* _What the exercise asks_
Look for the line containing "Extract the structured" in the listing below. Retype that line and every subsequent line through the last one, and only those.

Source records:
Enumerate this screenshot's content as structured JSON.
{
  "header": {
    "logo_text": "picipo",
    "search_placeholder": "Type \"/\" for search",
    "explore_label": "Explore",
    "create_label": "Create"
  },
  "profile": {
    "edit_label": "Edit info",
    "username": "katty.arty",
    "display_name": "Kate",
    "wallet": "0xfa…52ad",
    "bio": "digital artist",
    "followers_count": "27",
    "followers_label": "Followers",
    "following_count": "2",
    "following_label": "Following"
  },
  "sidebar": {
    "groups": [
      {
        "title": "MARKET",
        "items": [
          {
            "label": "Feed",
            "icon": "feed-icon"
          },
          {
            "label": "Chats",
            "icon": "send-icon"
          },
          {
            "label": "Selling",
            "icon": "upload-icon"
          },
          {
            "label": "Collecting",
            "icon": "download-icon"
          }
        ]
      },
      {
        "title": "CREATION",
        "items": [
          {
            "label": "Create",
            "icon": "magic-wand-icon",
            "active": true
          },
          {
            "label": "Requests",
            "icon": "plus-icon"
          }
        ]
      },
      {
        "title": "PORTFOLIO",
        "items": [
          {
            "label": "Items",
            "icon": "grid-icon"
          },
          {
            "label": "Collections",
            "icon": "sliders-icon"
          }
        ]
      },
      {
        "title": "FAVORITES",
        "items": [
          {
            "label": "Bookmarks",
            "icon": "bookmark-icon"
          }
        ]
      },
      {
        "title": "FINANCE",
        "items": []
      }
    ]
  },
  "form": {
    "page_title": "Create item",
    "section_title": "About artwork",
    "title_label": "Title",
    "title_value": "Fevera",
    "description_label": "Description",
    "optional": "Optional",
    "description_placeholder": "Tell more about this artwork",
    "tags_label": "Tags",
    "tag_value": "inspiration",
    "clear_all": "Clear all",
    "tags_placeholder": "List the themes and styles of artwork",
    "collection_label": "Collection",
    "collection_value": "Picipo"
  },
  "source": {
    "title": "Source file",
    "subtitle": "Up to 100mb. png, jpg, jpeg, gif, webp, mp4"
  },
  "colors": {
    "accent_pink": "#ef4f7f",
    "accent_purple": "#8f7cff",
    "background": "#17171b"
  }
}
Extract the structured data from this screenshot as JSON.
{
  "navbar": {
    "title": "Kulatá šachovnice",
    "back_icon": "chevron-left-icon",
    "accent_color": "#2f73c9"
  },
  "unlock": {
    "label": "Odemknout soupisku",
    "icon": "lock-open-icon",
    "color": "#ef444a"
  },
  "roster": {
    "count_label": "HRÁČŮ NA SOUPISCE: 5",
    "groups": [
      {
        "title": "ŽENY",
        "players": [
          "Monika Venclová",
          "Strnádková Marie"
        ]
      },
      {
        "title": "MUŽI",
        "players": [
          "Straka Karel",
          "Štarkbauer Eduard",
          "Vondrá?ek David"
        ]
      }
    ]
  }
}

* _Response_
Extract the structured data from this screenshot as JSON.
{
  "navbar": {
    "title": "Kulatá šachovnice",
    "back_icon": "chevron-left-icon",
    "accent_color": "#2f73c9"
  },
  "unlock": {
    "label": "Odemknout soupisku",
    "icon": "lock-open-icon",
    "color": "#ef444a"
  },
  "roster": {
    "count_label": "HRÁČŮ NA SOUPISCE: 5",
    "groups": [
      {
        "title": "ŽENY",
        "players": [
          "Monika Venclová",
          "Strnádková Marie"
        ]
      },
      {
        "title": "MUŽI",
        "players": [
          "Straka Karel",
          "Štarkbauer Eduard",
          "Vondrá?ek David"
        ]
      }
    ]
  }
}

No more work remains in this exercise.